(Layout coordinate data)
============

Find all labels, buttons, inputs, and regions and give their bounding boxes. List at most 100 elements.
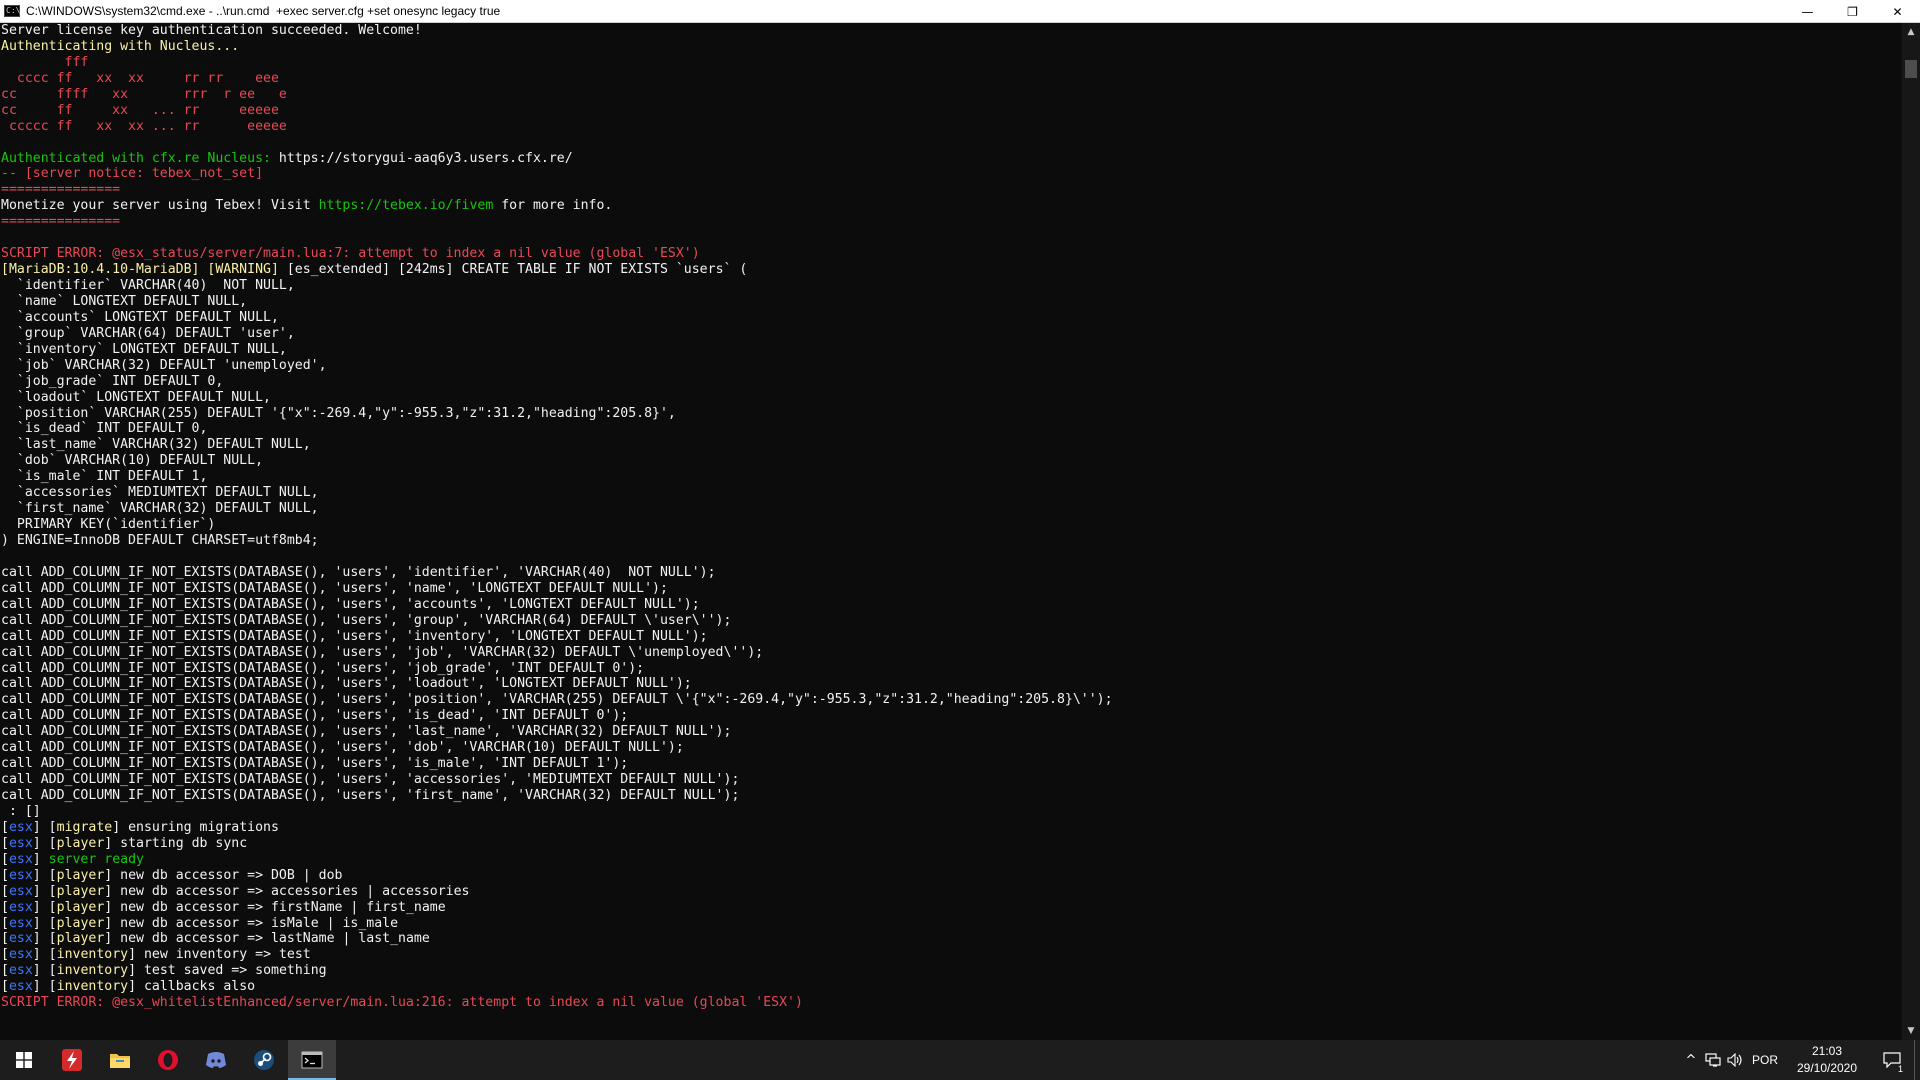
console-text-segment: [	[48, 867, 57, 883]
console-line: call ADD_COLUMN_IF_NOT_EXISTS(DATABASE()…	[1, 629, 1902, 645]
show-hidden-icons-chevron-icon[interactable]: ^	[1680, 1040, 1702, 1080]
discord-icon	[206, 1052, 226, 1068]
console-output[interactable]: Server license key authentication succee…	[0, 23, 1902, 1040]
console-text-segment: inventory	[56, 963, 129, 979]
scroll-up-arrow-icon[interactable]: ▲	[1902, 23, 1920, 41]
taskbar-cmd[interactable]	[288, 1040, 336, 1080]
console-line: Authenticated with cfx.re Nucleus: https…	[1, 151, 1902, 167]
console-text-segment: [	[48, 819, 57, 835]
console-text-segment: call ADD_COLUMN_IF_NOT_EXISTS(DATABASE()…	[1, 612, 732, 628]
console-line: cccc ff xx xx rr rr eee	[1, 71, 1902, 87]
console-text-segment: ccccc ff xx xx ... rr eeeee	[1, 118, 287, 134]
console-line: `job` VARCHAR(32) DEFAULT 'unemployed',	[1, 358, 1902, 374]
taskbar-file-explorer[interactable]	[96, 1040, 144, 1080]
console-line: `is_male` INT DEFAULT 1,	[1, 469, 1902, 485]
console-text-segment: ]	[32, 979, 49, 995]
network-icon[interactable]	[1702, 1040, 1724, 1080]
console-text-segment: server ready	[48, 851, 144, 867]
console-line: Authenticating with Nucleus...	[1, 39, 1902, 55]
console-text-segment: [	[1, 963, 9, 979]
input-language[interactable]: POR	[1746, 1053, 1784, 1067]
console-line: `position` VARCHAR(255) DEFAULT '{"x":-2…	[1, 406, 1902, 422]
network-monitor-icon	[1705, 1053, 1721, 1067]
taskbar-app-red-bolt[interactable]	[48, 1040, 96, 1080]
console-text-segment: esx	[8, 867, 33, 883]
console-text-segment: [	[1, 899, 9, 915]
console-line: Monetize your server using Tebex! Visit …	[1, 198, 1902, 214]
console-text-segment: esx	[8, 883, 33, 899]
vertical-scrollbar[interactable]: ▲ ▼	[1902, 23, 1920, 1040]
start-button[interactable]	[0, 1040, 48, 1080]
console-text-segment: esx	[8, 963, 33, 979]
console-text-segment: [	[1, 915, 9, 931]
console-text-segment: `loadout` LONGTEXT DEFAULT NULL,	[1, 389, 271, 405]
taskbar-opera[interactable]	[144, 1040, 192, 1080]
console-line: `job_grade` INT DEFAULT 0,	[1, 374, 1902, 390]
window-titlebar[interactable]: C:\ C:\WINDOWS\system32\cmd.exe - ..\run…	[0, 0, 1920, 23]
console-text-segment: call ADD_COLUMN_IF_NOT_EXISTS(DATABASE()…	[1, 772, 740, 788]
console-text-segment: for more info.	[493, 198, 613, 214]
console-text-segment: [	[48, 963, 57, 979]
console-line: `dob` VARCHAR(10) DEFAULT NULL,	[1, 453, 1902, 469]
console-text-segment: Authenticated with cfx.re Nucleus:	[1, 150, 279, 166]
console-text-segment: ===============	[1, 182, 121, 198]
console-line: PRIMARY KEY(`identifier`)	[1, 517, 1902, 533]
console-text-segment: inventory	[56, 947, 129, 963]
console-line: [esx] [player] new db accessor => lastNa…	[1, 931, 1902, 947]
volume-icon[interactable]	[1724, 1040, 1746, 1080]
taskbar-steam[interactable]	[240, 1040, 288, 1080]
console-text-segment: [	[48, 915, 57, 931]
console-text-segment: https://tebex.io/fivem	[318, 198, 494, 214]
console-text-segment: `is_dead` INT DEFAULT 0,	[1, 421, 208, 437]
console-line: `group` VARCHAR(64) DEFAULT 'user',	[1, 326, 1902, 342]
console-text-segment: migrate	[56, 819, 113, 835]
console-text-segment: `accounts` LONGTEXT DEFAULT NULL,	[1, 309, 279, 325]
show-desktop-button[interactable]	[1914, 1040, 1920, 1080]
console-text-segment: [	[1, 851, 9, 867]
console-text-segment: player	[56, 835, 105, 851]
console-line: cc ffff xx rrr r ee e	[1, 87, 1902, 103]
console-line: ccccc ff xx xx ... rr eeeee	[1, 119, 1902, 135]
windows-logo-icon	[16, 1052, 32, 1068]
console-line: `first_name` VARCHAR(32) DEFAULT NULL,	[1, 501, 1902, 517]
console-line: call ADD_COLUMN_IF_NOT_EXISTS(DATABASE()…	[1, 772, 1902, 788]
console-text-segment: [	[48, 979, 57, 995]
console-text-segment: : []	[1, 803, 41, 819]
console-line: [MariaDB:10.4.10-MariaDB] [WARNING] [es_…	[1, 262, 1902, 278]
console-text-segment: [	[48, 931, 57, 947]
console-text-segment: ] test saved => something	[128, 963, 327, 979]
console-line: [esx] [player] new db accessor => DOB | …	[1, 868, 1902, 884]
scroll-down-arrow-icon[interactable]: ▼	[1902, 1022, 1920, 1040]
console-text-segment: ] callbacks also	[128, 979, 256, 995]
console-text-segment: player	[56, 867, 105, 883]
scroll-thumb[interactable]	[1905, 60, 1917, 79]
cmd-icon: C:\	[4, 5, 21, 17]
clock[interactable]: 21:03 29/10/2020	[1784, 1043, 1870, 1077]
console-text-segment: `group` VARCHAR(64) DEFAULT 'user',	[1, 325, 295, 341]
console-line: call ADD_COLUMN_IF_NOT_EXISTS(DATABASE()…	[1, 692, 1902, 708]
taskbar: ^ POR 21:03 29/10/2020 1	[0, 1040, 1920, 1080]
console-text-segment: [	[1, 883, 9, 899]
console-line: `identifier` VARCHAR(40) NOT NULL,	[1, 278, 1902, 294]
console-text-segment: fff	[1, 54, 89, 70]
taskbar-discord[interactable]	[192, 1040, 240, 1080]
restore-button[interactable]: ❐	[1830, 0, 1875, 23]
console-line: [esx] [player] new db accessor => isMale…	[1, 916, 1902, 932]
console-text-segment: call ADD_COLUMN_IF_NOT_EXISTS(DATABASE()…	[1, 628, 708, 644]
console-line: call ADD_COLUMN_IF_NOT_EXISTS(DATABASE()…	[1, 740, 1902, 756]
console-text-segment: `last_name` VARCHAR(32) DEFAULT NULL,	[1, 437, 311, 453]
minimize-button[interactable]: —	[1785, 0, 1830, 23]
console-text-segment: [	[1, 819, 9, 835]
console-text-segment: `inventory` LONGTEXT DEFAULT NULL,	[1, 341, 287, 357]
console-text-segment: `is_male` INT DEFAULT 1,	[1, 469, 208, 485]
console-text-segment: esx	[8, 947, 33, 963]
console-line: ===============	[1, 182, 1902, 198]
opera-icon	[158, 1050, 178, 1070]
console-text-segment: ]	[32, 835, 49, 851]
console-line: SCRIPT ERROR: @esx_status/server/main.lu…	[1, 246, 1902, 262]
console-text-segment: [MariaDB:10.4.10-MariaDB] [WARNING]	[1, 262, 287, 278]
action-center-button[interactable]: 1	[1870, 1040, 1914, 1080]
console-text-segment: ]	[32, 947, 49, 963]
close-button[interactable]: ✕	[1875, 0, 1920, 23]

============

» **DIRECTION**: Arrange the material from the line with "867, 57, 883]" up to and including the line with "23, 1920, 1040]" as a Markdown table with the columns No. and Entry, skipping any blank lines.

» **SOLUTION TO THE PROBLEM**:
| No. | Entry |
|---|---|
| 1 | console-text-segment: [	[48, 867, 57, 883] |
| 2 | console-line: call ADD_COLUMN_IF_NOT_EXISTS(DATABASE()…	[1, 629, 1902, 645] |
| 3 | show-hidden-icons-chevron-icon[interactable]: ^	[1680, 1040, 1702, 1080] |
| 4 | discord-icon	[206, 1052, 226, 1068] |
| 5 | console-output[interactable]: Server license key authentication succee…	[0, 23, 1902, 1040] |
| 6 | console-text-segment: inventory	[56, 963, 129, 979] |
| 7 | scroll-up-arrow-icon[interactable]: ▲	[1902, 23, 1920, 41] |
| 8 | taskbar-cmd[interactable]	[288, 1040, 336, 1080] |
| 9 | console-line: Authenticated with cfx.re Nucleus: https…	[1, 151, 1902, 167] |
| 10 | console-text-segment: [	[48, 819, 57, 835] |
| 11 | console-text-segment: call ADD_COLUMN_IF_NOT_EXISTS(DATABASE()…	[1, 612, 732, 628] |
| 12 | console-line: cccc ff xx xx rr rr eee	[1, 71, 1902, 87] |
| 13 | console-text-segment: ccccc ff xx xx ... rr eeeee	[1, 118, 287, 134] |
| 14 | console-line: `job` VARCHAR(32) DEFAULT 'unemployed',	[1, 358, 1902, 374] |
| 15 | taskbar-file-explorer[interactable]	[96, 1040, 144, 1080] |
| 16 | console-line: `is_male` INT DEFAULT 1,	[1, 469, 1902, 485] |
| 17 | console-text-segment: ]	[32, 979, 49, 995] |
| 18 | network-icon[interactable]	[1702, 1040, 1724, 1080] |
| 19 | console-text-segment: server ready	[48, 851, 144, 867] |
| 20 | console-line: Authenticating with Nucleus...	[1, 39, 1902, 55] |
| 21 | console-text-segment: [	[1, 963, 9, 979] |
| 22 | input-language[interactable]: POR	[1746, 1053, 1784, 1067] |
| 23 | console-line: `position` VARCHAR(255) DEFAULT '{"x":-2…	[1, 406, 1902, 422] |
| 24 | network-monitor-icon	[1705, 1053, 1721, 1067] |
| 25 | taskbar-app-red-bolt[interactable]	[48, 1040, 96, 1080] |
| 26 | console-text-segment: esx	[8, 867, 33, 883] |
| 27 | console-text-segment: [	[1, 899, 9, 915] |
| 28 | console-line: Monetize your server using Tebex! Visit …	[1, 198, 1902, 214] |
| 29 | console-text-segment: esx	[8, 883, 33, 899] |
| 30 | vertical-scrollbar[interactable]: ▲ ▼	[1902, 23, 1920, 1040] |